# Stored entries
"""

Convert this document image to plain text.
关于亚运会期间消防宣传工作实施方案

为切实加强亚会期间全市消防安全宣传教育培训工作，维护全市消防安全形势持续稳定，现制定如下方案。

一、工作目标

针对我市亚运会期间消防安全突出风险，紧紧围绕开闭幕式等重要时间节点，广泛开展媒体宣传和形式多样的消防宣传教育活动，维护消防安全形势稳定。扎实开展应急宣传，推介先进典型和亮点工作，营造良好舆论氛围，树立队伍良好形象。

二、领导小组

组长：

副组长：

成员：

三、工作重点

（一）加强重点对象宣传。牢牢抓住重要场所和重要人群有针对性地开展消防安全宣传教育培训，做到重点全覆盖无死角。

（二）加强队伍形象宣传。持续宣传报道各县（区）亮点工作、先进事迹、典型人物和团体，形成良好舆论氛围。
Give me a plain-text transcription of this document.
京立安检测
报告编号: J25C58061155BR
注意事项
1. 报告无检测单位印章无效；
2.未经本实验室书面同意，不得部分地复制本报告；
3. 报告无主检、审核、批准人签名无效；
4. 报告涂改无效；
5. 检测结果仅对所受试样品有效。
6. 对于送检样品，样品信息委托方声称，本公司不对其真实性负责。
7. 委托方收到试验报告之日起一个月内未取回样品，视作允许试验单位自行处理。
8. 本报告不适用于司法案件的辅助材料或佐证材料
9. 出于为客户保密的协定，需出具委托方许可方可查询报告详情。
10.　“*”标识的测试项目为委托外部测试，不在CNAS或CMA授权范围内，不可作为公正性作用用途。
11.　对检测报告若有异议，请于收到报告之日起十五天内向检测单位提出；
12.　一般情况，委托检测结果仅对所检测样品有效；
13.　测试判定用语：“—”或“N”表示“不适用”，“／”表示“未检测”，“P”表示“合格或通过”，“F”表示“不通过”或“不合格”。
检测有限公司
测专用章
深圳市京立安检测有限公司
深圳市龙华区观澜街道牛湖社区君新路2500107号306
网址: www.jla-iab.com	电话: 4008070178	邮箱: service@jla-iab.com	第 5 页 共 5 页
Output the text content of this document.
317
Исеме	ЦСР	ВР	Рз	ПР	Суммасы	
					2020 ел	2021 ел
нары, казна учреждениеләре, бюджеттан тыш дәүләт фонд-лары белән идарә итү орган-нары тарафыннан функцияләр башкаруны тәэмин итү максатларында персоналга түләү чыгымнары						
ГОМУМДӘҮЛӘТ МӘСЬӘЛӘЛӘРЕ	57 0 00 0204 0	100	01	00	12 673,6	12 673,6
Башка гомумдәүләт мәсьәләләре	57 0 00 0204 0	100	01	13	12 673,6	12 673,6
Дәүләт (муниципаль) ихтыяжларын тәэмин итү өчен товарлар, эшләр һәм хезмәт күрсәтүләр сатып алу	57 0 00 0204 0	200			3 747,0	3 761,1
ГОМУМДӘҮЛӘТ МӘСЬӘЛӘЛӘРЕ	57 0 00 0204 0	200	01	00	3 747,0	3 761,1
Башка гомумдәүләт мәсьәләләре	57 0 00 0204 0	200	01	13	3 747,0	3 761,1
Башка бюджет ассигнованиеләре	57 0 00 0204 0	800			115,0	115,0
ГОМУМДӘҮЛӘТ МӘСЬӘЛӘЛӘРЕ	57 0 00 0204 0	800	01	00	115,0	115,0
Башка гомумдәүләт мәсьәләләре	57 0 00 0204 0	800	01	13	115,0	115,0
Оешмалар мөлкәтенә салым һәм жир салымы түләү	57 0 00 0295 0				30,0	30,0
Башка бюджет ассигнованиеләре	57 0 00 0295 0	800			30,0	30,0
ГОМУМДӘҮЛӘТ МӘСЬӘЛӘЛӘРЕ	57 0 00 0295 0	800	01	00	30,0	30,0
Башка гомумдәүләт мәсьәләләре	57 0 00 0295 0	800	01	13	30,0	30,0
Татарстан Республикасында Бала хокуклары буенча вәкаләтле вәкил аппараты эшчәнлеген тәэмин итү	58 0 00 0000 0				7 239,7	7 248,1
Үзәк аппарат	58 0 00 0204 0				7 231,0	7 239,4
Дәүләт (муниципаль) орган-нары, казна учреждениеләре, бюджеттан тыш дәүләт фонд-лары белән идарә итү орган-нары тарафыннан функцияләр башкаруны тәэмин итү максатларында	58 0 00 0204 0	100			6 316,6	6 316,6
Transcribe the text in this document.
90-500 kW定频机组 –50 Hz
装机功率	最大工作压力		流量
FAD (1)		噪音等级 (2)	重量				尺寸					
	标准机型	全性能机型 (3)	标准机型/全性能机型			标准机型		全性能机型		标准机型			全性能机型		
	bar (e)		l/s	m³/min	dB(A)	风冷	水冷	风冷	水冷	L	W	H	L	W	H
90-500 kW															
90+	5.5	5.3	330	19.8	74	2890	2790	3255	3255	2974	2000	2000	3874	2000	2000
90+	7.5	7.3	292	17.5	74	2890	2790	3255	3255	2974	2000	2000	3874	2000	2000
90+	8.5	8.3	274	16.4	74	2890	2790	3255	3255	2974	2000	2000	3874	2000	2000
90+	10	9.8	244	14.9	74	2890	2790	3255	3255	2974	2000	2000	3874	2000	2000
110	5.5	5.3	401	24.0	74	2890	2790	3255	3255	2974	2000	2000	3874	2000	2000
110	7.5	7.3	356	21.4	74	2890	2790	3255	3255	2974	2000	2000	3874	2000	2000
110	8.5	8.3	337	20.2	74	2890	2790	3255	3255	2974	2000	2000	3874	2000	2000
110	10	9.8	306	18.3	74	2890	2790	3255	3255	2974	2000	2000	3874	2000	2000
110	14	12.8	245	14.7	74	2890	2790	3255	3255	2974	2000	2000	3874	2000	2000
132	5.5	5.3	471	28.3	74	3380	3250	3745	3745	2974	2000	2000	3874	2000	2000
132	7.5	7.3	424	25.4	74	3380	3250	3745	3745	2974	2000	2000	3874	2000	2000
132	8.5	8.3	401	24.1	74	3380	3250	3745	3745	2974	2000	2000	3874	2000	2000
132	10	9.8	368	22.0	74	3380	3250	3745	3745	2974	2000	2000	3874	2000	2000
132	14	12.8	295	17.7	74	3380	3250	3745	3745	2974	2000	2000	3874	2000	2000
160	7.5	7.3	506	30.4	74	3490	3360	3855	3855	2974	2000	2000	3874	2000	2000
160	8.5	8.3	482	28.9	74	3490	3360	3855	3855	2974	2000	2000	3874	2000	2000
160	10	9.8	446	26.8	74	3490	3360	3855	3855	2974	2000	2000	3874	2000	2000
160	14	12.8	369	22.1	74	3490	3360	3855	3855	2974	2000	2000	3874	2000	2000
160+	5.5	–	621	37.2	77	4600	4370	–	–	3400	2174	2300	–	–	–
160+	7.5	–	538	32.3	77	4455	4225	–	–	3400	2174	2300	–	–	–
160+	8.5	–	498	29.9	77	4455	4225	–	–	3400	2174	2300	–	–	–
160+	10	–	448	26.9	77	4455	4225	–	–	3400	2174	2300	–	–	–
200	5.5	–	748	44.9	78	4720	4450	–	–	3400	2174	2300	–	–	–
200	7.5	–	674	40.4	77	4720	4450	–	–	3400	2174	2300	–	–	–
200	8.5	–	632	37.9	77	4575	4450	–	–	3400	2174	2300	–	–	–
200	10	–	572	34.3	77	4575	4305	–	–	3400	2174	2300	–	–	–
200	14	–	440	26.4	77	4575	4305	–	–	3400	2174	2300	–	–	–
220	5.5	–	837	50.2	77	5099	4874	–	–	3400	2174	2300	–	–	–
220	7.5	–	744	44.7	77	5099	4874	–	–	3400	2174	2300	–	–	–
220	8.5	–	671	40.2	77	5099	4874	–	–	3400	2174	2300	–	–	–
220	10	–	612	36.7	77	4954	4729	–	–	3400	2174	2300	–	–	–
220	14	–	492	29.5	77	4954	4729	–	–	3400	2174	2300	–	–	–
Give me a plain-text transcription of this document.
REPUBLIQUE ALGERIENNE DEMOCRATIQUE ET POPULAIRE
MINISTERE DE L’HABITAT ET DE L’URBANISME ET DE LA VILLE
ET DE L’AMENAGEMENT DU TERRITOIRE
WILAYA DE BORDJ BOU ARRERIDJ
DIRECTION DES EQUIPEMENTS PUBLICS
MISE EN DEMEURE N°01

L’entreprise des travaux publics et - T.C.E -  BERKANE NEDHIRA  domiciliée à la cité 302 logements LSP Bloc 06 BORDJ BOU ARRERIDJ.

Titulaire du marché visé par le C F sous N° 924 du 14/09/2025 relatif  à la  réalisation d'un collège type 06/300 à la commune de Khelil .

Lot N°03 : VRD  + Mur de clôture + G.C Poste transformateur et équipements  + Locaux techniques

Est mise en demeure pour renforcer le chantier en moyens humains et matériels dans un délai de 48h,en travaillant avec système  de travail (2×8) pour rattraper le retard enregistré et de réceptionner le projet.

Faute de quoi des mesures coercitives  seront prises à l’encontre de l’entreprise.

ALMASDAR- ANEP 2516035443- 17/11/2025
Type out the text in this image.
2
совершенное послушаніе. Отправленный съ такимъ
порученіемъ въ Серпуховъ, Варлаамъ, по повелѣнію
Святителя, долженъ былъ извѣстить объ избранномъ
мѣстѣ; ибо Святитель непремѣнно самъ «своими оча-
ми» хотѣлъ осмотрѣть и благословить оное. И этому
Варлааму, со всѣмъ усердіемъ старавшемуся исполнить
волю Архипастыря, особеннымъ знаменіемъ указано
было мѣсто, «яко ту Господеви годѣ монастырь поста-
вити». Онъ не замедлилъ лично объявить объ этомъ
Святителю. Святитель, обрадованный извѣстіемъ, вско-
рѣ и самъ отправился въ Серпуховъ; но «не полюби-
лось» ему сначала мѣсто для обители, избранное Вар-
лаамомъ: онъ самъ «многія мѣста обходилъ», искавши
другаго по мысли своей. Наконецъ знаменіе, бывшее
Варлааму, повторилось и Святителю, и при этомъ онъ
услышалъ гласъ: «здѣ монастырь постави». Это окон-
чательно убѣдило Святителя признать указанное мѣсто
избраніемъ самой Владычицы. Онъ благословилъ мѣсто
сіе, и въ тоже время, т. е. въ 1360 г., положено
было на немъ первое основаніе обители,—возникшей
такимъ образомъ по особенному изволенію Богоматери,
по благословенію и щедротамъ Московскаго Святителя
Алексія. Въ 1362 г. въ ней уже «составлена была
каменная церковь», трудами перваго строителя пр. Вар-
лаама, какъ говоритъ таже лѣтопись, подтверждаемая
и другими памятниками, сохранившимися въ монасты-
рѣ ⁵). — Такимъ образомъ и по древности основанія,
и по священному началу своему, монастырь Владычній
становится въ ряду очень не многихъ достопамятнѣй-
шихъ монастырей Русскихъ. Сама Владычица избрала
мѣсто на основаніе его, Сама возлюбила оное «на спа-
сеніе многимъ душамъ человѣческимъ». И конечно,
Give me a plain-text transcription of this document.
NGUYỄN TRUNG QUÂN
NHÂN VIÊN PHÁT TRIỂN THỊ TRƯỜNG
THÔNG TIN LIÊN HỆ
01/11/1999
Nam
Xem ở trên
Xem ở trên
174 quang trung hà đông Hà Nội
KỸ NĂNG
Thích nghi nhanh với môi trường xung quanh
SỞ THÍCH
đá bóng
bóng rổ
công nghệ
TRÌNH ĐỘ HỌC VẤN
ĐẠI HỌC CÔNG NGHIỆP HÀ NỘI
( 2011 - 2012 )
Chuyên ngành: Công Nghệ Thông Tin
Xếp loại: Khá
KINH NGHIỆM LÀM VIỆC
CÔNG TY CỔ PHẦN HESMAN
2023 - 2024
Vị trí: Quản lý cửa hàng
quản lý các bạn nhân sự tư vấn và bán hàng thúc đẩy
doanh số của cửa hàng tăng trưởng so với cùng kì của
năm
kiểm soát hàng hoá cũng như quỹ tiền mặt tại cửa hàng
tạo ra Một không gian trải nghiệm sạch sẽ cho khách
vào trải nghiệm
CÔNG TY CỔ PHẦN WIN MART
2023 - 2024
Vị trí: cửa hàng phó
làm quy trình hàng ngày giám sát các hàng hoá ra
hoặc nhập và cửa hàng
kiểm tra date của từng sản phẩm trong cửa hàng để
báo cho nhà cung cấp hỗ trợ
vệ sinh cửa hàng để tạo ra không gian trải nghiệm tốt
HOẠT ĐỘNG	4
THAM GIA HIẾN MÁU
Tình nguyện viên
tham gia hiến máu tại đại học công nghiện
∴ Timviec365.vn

"""

# WORK TO BE COMPLETED
Filter the records down to the lines that contain the string "hàng", and copy those lines.

# RESPONSE TO THIS EXERCISE
Vị trí: Quản lý cửa hàng
quản lý các bạn nhân sự tư vấn và bán hàng thúc đẩy
doanh số của cửa hàng tăng trưởng so với cùng kì của
kiểm soát hàng hoá cũng như quỹ tiền mặt tại cửa hàng
Vị trí: cửa hàng phó
làm quy trình hàng ngày giám sát các hàng hoá ra
hoặc nhập và cửa hàng
kiểm tra date của từng sản phẩm trong cửa hàng để
vệ sinh cửa hàng để tạo ra không gian trải nghiệm tốt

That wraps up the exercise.